* **Written instruction**
Reproduce the part of the listing that opens with the line containing "- macd-histogram-bar: [130, 1026, 137, 1031]" and closes with the line containing "- candle-body: [920, 577, 924, 585]", changing "volume-bar" to "volume-column" and leaving everything else unaltered.

* **Provided records**

━━━━━━━━━━━━━━━━━━━━

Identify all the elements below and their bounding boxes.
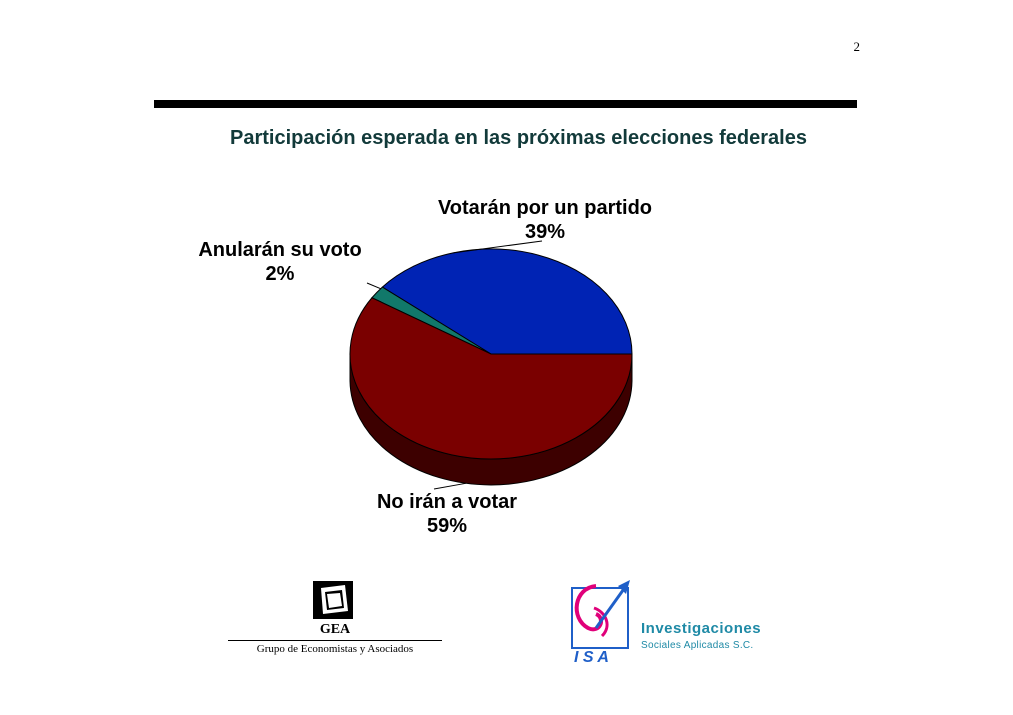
label-no-votaran-name: No irán a votar bbox=[376, 491, 518, 513]
gea-name: GEA bbox=[319, 622, 351, 637]
gea-rule bbox=[228, 640, 442, 641]
leader-line-no-votaran bbox=[433, 482, 466, 490]
pie-slice-no-votaran bbox=[349, 297, 633, 460]
gea-subtitle: Grupo de Economistas y Asociados bbox=[256, 643, 414, 655]
leader-line-anularan bbox=[366, 282, 381, 290]
gea-logo-icon bbox=[313, 581, 353, 619]
label-votaran: Votarán por un partido 39% bbox=[412, 196, 678, 244]
isa-letters: I S A bbox=[574, 649, 609, 666]
header-rule bbox=[154, 100, 857, 108]
label-votaran-name: Votarán por un partido bbox=[437, 197, 653, 219]
page-number: 2 bbox=[853, 39, 861, 54]
isa-logo-icon: I S A bbox=[571, 580, 630, 666]
label-votaran-value: 39% bbox=[524, 221, 566, 243]
pie-slice-votaran bbox=[381, 248, 633, 355]
label-no-votaran-value: 59% bbox=[426, 515, 468, 537]
leader-line-votaran bbox=[452, 240, 543, 254]
label-anularan-name: Anularán su voto bbox=[198, 239, 362, 261]
label-no-votaran: No irán a votar 59% bbox=[338, 490, 556, 538]
label-anularan: Anularán su voto 2% bbox=[180, 238, 380, 286]
isa-name: Investigaciones bbox=[641, 620, 762, 637]
label-anularan-value: 2% bbox=[265, 263, 295, 285]
isa-subtitle: Sociales Aplicadas S.C. bbox=[641, 640, 754, 651]
chart-title: Participación esperada en las próximas e… bbox=[230, 127, 807, 149]
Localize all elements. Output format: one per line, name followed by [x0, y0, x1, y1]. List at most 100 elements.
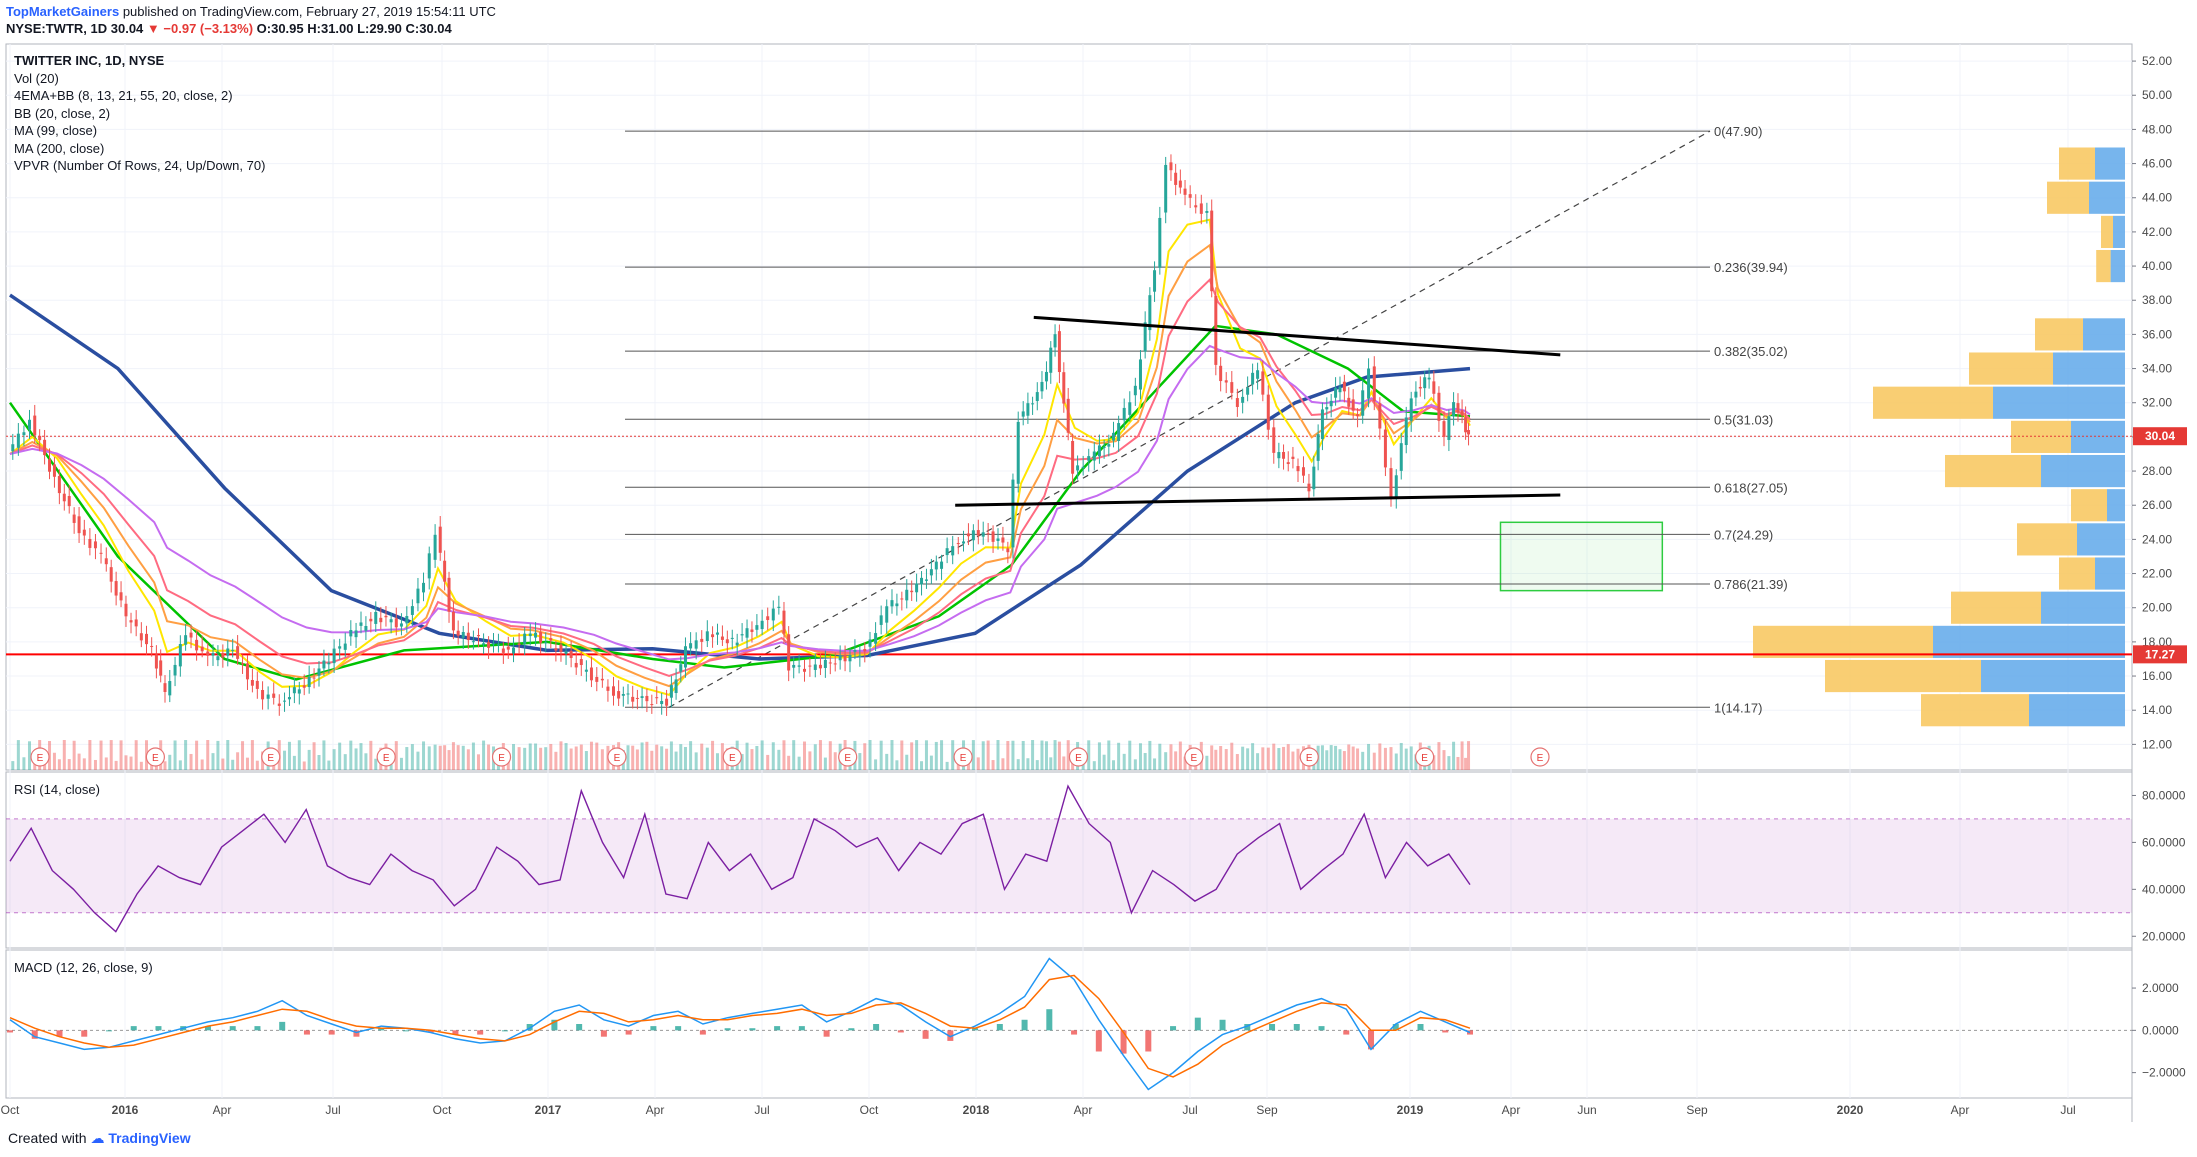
- macd-histogram-bar: [130, 1026, 137, 1031]
- volume-bar: [868, 740, 872, 770]
- candle-body: [506, 646, 510, 650]
- candle-body: [394, 618, 398, 628]
- indicator-legend: TWITTER INC, 1D, NYSE Vol (20) 4EMA+BB (…: [14, 52, 265, 175]
- candle-body: [1320, 409, 1324, 440]
- candle-body: [1219, 365, 1223, 382]
- volume-bar: [981, 741, 985, 770]
- macd-line: [9, 957, 1471, 1091]
- vpvr-down-bar: [2053, 352, 2125, 385]
- earnings-marker-icon: [145, 747, 165, 767]
- volume-bar: [1102, 754, 1106, 770]
- candle-body: [655, 697, 659, 699]
- legend-item-ma99[interactable]: MA (99, close): [14, 123, 98, 138]
- candle-body: [920, 577, 924, 585]
- earnings-marker-label: E: [1421, 753, 1428, 764]
- candle-body: [523, 633, 527, 644]
- volume-bar: [307, 749, 311, 770]
- candle-body: [154, 654, 158, 669]
- time-tick-label: Jul: [325, 1103, 340, 1117]
- volume-bar: [626, 745, 630, 770]
- candle-body: [1133, 385, 1137, 396]
- vpvr-down-bar: [2077, 523, 2125, 556]
- candle-body: [159, 660, 163, 676]
- volume-bar: [109, 740, 113, 770]
- volume-bar: [579, 744, 583, 770]
- volume-bar: [787, 755, 791, 770]
- macd-histogram-bar: [56, 1030, 63, 1037]
- price-tick-label: 28.00: [2142, 464, 2172, 478]
- candle-body: [302, 685, 306, 688]
- volume-bar: [119, 740, 123, 770]
- volume-bar: [1394, 753, 1398, 770]
- volume-bar: [915, 740, 919, 770]
- candle-body: [1021, 411, 1025, 417]
- candle-body: [885, 606, 889, 623]
- candle-body: [1301, 467, 1305, 476]
- earnings-marker-icon: [376, 747, 396, 767]
- candle-body: [1266, 394, 1270, 430]
- candle-body: [1296, 466, 1300, 472]
- candle-body: [1291, 456, 1295, 459]
- volume-bar: [241, 741, 245, 770]
- candle-body: [1081, 466, 1085, 469]
- candle-body: [307, 676, 311, 688]
- candle-body: [828, 662, 832, 664]
- macd-histogram-bar: [204, 1026, 211, 1031]
- legend-item-ma200[interactable]: MA (200, close): [14, 140, 105, 156]
- volume-bar: [549, 743, 553, 770]
- price-tick-label: 12.00: [2142, 737, 2172, 751]
- volume-bar: [517, 747, 521, 770]
- volume-bar: [1320, 745, 1324, 770]
- volume-bar: [534, 743, 538, 770]
- volume-bar: [1071, 761, 1075, 770]
- candle-body: [715, 632, 719, 635]
- macd-pane-frame: [5, 949, 2133, 1099]
- volume-bar: [67, 759, 71, 770]
- legend-item-volume[interactable]: Vol (20): [14, 70, 59, 86]
- candle-body: [241, 663, 245, 665]
- vpvr-up-bar: [1873, 386, 1993, 419]
- candle-body: [1256, 370, 1260, 379]
- volume-bar: [929, 755, 933, 770]
- volume-bar: [302, 761, 306, 770]
- volume-bar: [890, 740, 894, 770]
- volume-bar: [895, 760, 899, 770]
- candle-body: [874, 633, 878, 644]
- time-tick-label: Apr: [213, 1103, 232, 1117]
- vpvr-down-bar: [1981, 659, 2125, 693]
- legend-item-vpvr[interactable]: VPVR (Number Of Rows, 24, Up/Down, 70): [14, 158, 266, 173]
- volume-bar: [976, 757, 980, 770]
- candle-body: [833, 663, 837, 665]
- volume-bar: [1183, 756, 1187, 770]
- publisher-link[interactable]: TopMarketGainers: [6, 4, 120, 19]
- volume-bar: [322, 740, 326, 770]
- volume-bar: [700, 743, 704, 770]
- macd-pane-label[interactable]: MACD (12, 26, close, 9): [14, 960, 153, 975]
- footer-text: Created with: [8, 1130, 87, 1146]
- volume-bar: [669, 741, 673, 770]
- volume-bar: [1117, 742, 1121, 770]
- volume-bar: [858, 753, 862, 770]
- candle-body: [777, 606, 781, 608]
- rsi-tick-label: 20.0000: [2142, 929, 2186, 943]
- volume-bar: [250, 740, 254, 770]
- candle-body: [38, 435, 42, 441]
- legend-item-bb[interactable]: BB (20, close, 2): [14, 105, 111, 121]
- candle-body: [82, 529, 86, 536]
- volume-bar: [416, 751, 420, 770]
- volume-bar: [195, 740, 199, 770]
- volume-bar: [1049, 757, 1053, 770]
- legend-item-ema-bb[interactable]: 4EMA+BB (8, 13, 21, 55, 20, close, 2): [14, 88, 233, 103]
- volume-bar: [1361, 751, 1365, 770]
- candle-body: [1372, 366, 1376, 402]
- candle-body: [1001, 537, 1005, 543]
- rsi-pane-label[interactable]: RSI (14, close): [14, 782, 100, 797]
- volume-bar: [823, 757, 827, 770]
- candle-body: [1071, 440, 1075, 474]
- vpvr-down-bar: [2110, 249, 2125, 283]
- tradingview-link[interactable]: TradingView: [108, 1130, 191, 1146]
- volume-bar: [905, 754, 909, 770]
- candle-body: [1044, 371, 1048, 382]
- candle-body: [422, 582, 426, 593]
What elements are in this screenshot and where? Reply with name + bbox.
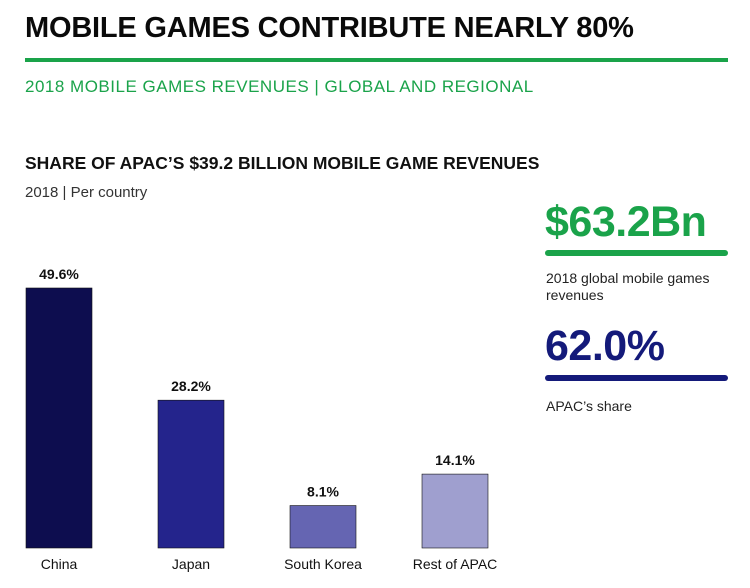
bar-chart: 49.6% China 28.2% Japan 8.1% South Korea 14.1%… bbox=[25, 266, 498, 572]
data-label-south-korea: 8.1% bbox=[307, 484, 339, 500]
chart-subtitle: 2018 | Per country bbox=[25, 184, 148, 201]
category-label-rest-of-apac: Rest of APAC bbox=[413, 556, 498, 572]
kpi-apac-share-value: 62.0% bbox=[545, 322, 665, 370]
kpi-apac-share-rule bbox=[545, 375, 728, 381]
bar-china bbox=[25, 287, 93, 549]
category-label-south-korea: South Korea bbox=[284, 556, 362, 572]
category-label-china: China bbox=[41, 556, 78, 572]
kpi-apac-share-description: APAC’s share bbox=[546, 398, 632, 414]
data-label-china: 49.6% bbox=[39, 266, 79, 282]
category-label-japan: Japan bbox=[172, 556, 210, 572]
chart-title: SHARE OF APAC’S $39.2 BILLION MOBILE GAM… bbox=[25, 153, 540, 173]
data-label-rest-of-apac: 14.1% bbox=[435, 452, 475, 468]
page-subtitle: 2018 MOBILE GAMES REVENUES | GLOBAL AND … bbox=[25, 77, 534, 96]
bar-south-korea bbox=[289, 505, 357, 549]
data-label-japan: 28.2% bbox=[171, 378, 211, 394]
kpi-global-revenue-description: 2018 global mobile games revenues bbox=[546, 270, 710, 303]
bar-rest-of-apac bbox=[421, 473, 489, 549]
kpi-global-revenue-rule bbox=[545, 250, 728, 256]
title-divider bbox=[25, 58, 728, 62]
kpi-global-revenue-value: $63.2Bn bbox=[545, 198, 707, 246]
bar-japan bbox=[157, 399, 225, 549]
page-title: MOBILE GAMES CONTRIBUTE NEARLY 80% bbox=[25, 12, 634, 44]
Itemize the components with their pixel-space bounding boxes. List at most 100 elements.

━━━━━━━━━━━━━━━━━━━━

* **The output**
- macd-histogram-bar: [130, 1026, 137, 1031]
- volume-column: [868, 740, 872, 770]
- candle-body: [506, 646, 510, 650]
- candle-body: [394, 618, 398, 628]
- indicator-legend: TWITTER INC, 1D, NYSE Vol (20) 4EMA+BB (…: [14, 52, 265, 175]
- candle-body: [1320, 409, 1324, 440]
- candle-body: [1219, 365, 1223, 382]
- volume-column: [981, 741, 985, 770]
- macd-line: [9, 957, 1471, 1091]
- vpvr-down-bar: [2053, 352, 2125, 385]
- earnings-marker-icon: [145, 747, 165, 767]
- volume-column: [1102, 754, 1106, 770]
- candle-body: [655, 697, 659, 699]
- legend-item-ma99[interactable]: MA (99, close): [14, 123, 98, 138]
- candle-body: [920, 577, 924, 585]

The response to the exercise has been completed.